(Given exercise) Scan the records and identify every line in which the string "アプリケーションの設定" occurs, then return those lines.

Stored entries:
+ + + + +

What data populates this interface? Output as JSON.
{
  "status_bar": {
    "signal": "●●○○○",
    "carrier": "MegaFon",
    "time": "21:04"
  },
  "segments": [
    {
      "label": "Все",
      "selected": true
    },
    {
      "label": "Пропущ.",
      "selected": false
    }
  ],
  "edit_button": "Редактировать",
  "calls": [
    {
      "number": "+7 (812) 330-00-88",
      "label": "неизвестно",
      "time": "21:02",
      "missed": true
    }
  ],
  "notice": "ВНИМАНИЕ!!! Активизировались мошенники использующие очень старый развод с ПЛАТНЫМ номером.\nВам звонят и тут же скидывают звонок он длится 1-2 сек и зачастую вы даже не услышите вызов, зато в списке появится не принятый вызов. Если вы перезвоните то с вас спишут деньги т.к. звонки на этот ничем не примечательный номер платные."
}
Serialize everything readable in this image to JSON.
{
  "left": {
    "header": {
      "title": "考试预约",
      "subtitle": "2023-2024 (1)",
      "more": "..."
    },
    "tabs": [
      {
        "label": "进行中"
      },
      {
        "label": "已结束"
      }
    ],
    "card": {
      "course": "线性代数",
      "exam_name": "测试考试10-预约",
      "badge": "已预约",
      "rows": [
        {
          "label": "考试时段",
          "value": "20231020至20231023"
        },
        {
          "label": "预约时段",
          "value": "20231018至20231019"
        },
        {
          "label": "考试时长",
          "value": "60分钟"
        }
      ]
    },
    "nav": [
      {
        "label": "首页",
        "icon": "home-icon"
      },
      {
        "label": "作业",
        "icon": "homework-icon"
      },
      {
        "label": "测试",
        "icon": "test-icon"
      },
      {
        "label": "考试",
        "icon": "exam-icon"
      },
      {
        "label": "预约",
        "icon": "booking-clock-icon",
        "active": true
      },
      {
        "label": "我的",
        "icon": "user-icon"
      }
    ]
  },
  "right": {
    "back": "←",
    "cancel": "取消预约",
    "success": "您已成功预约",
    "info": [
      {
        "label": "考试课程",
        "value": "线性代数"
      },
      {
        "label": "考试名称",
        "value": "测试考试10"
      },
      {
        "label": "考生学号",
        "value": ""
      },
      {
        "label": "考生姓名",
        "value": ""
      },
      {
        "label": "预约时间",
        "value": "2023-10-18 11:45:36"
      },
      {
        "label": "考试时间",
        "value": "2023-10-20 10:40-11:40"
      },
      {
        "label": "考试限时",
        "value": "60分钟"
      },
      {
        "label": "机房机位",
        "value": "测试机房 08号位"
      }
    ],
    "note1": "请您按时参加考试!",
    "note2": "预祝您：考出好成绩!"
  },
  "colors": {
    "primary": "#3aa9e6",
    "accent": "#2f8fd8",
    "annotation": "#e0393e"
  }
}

+ + + + +

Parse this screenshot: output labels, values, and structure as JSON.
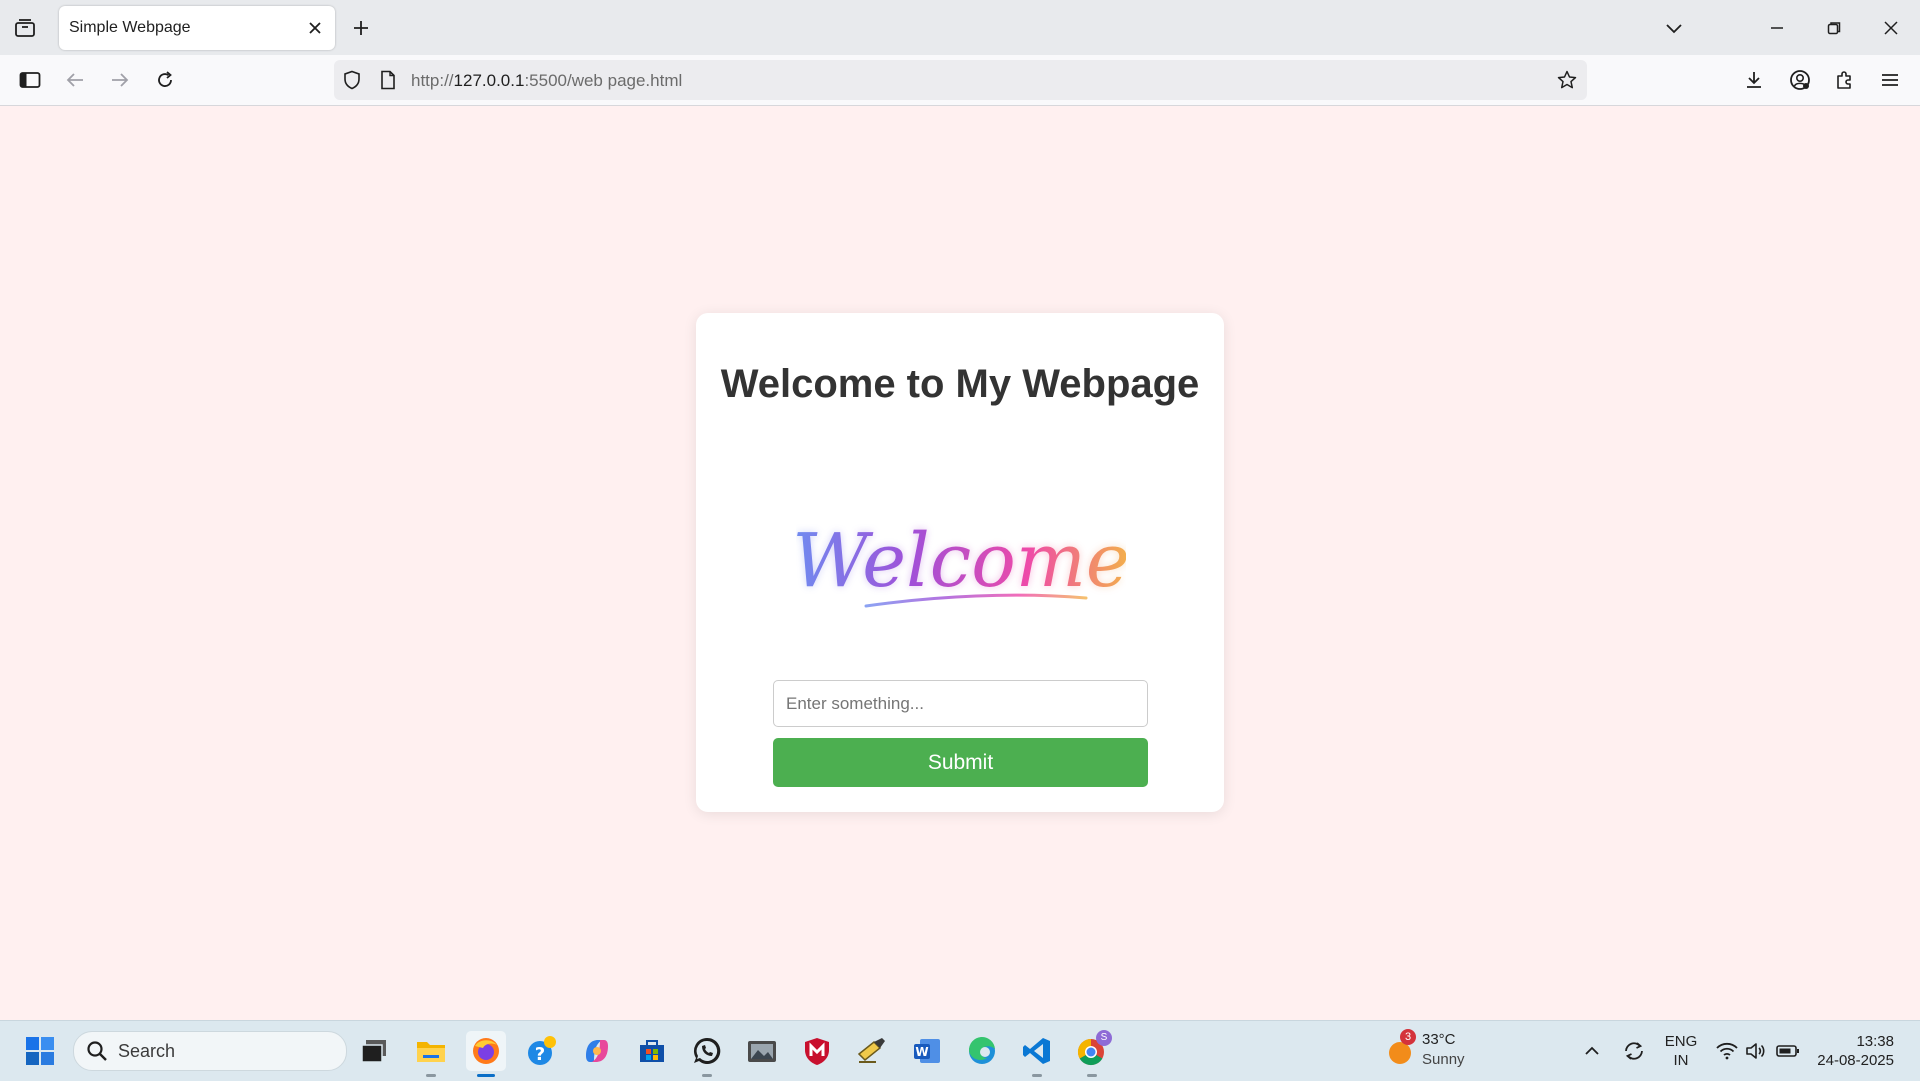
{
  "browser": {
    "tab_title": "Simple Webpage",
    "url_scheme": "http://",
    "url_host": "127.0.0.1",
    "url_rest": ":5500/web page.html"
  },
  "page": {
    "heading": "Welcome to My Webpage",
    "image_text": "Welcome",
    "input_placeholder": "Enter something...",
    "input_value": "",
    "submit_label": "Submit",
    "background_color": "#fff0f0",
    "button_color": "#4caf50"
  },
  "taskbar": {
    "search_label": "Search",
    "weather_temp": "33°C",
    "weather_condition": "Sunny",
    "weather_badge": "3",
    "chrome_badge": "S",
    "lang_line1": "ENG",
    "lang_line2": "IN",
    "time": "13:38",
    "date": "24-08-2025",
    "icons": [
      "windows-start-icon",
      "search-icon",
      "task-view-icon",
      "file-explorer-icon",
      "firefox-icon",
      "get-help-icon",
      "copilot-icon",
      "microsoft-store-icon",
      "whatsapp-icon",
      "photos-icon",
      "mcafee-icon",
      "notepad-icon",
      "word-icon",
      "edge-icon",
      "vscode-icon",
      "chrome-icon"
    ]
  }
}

+ + + + +

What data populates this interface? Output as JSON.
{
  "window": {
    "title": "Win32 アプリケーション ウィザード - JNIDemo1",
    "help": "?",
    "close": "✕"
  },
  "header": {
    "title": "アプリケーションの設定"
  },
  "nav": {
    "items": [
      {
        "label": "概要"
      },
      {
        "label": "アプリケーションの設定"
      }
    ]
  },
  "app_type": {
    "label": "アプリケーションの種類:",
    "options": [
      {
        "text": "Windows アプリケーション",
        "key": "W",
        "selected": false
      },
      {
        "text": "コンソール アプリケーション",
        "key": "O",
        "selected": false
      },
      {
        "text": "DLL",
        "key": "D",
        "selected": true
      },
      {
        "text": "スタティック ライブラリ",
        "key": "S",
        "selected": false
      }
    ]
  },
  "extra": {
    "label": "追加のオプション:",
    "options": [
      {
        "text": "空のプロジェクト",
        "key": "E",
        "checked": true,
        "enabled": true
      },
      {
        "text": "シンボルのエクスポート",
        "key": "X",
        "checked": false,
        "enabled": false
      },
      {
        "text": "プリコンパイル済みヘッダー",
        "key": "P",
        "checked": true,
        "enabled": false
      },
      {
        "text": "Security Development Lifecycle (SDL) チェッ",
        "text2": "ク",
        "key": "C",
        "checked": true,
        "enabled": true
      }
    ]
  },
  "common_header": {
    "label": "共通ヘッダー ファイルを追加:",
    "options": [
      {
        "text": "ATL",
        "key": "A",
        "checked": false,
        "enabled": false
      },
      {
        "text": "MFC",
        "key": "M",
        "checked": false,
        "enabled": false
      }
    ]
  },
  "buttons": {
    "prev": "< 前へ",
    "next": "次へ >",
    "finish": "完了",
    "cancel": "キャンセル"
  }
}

+ + + + +

(Written answer)
    "title": "アプリケーションの設定"
        "label": "アプリケーションの設定"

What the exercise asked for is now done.